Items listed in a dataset

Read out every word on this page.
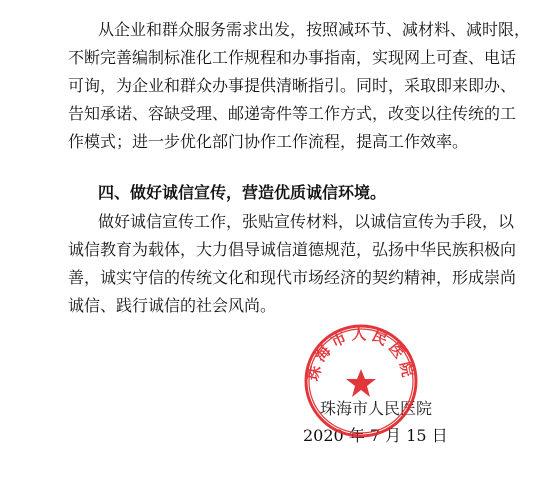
从企业和群众服务需求出发，按照减环节、减材料、减时限，
不断完善编制标准化工作规程和办事指南，实现网上可查、电话
可询，为企业和群众办事提供清晰指引。同时，采取即来即办、
告知承诺、容缺受理、邮递寄件等工作方式，改变以往传统的工
作模式；进一步优化部门协作工作流程，提高工作效率。
四、做好诚信宣传，营造优质诚信环境。
做好诚信宣传工作，张贴宣传材料，以诚信宣传为手段，以
诚信教育为载体，大力倡导诚信道德规范，弘扬中华民族积极向
善，诚实守信的传统文化和现代市场经济的契约精神，形成崇尚
诚信、践行诚信的社会风尚。
珠海市人民医院
2020 年 7 月 15 日
珠海市人民医院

Task details -
Repeat the material above verbatim. Leave the pictures behind.

Complete response -
Read out every word on this page.
从企业和群众服务需求出发，按照减环节、减材料、减时限，
不断完善编制标准化工作规程和办事指南，实现网上可查、电话
可询，为企业和群众办事提供清晰指引。同时，采取即来即办、
告知承诺、容缺受理、邮递寄件等工作方式，改变以往传统的工
作模式；进一步优化部门协作工作流程，提高工作效率。
四、做好诚信宣传，营造优质诚信环境。
做好诚信宣传工作，张贴宣传材料，以诚信宣传为手段，以
诚信教育为载体，大力倡导诚信道德规范，弘扬中华民族积极向
善，诚实守信的传统文化和现代市场经济的契约精神，形成崇尚
诚信、践行诚信的社会风尚。
珠海市人民医院
2020 年 7 月 15 日
珠海市人民医院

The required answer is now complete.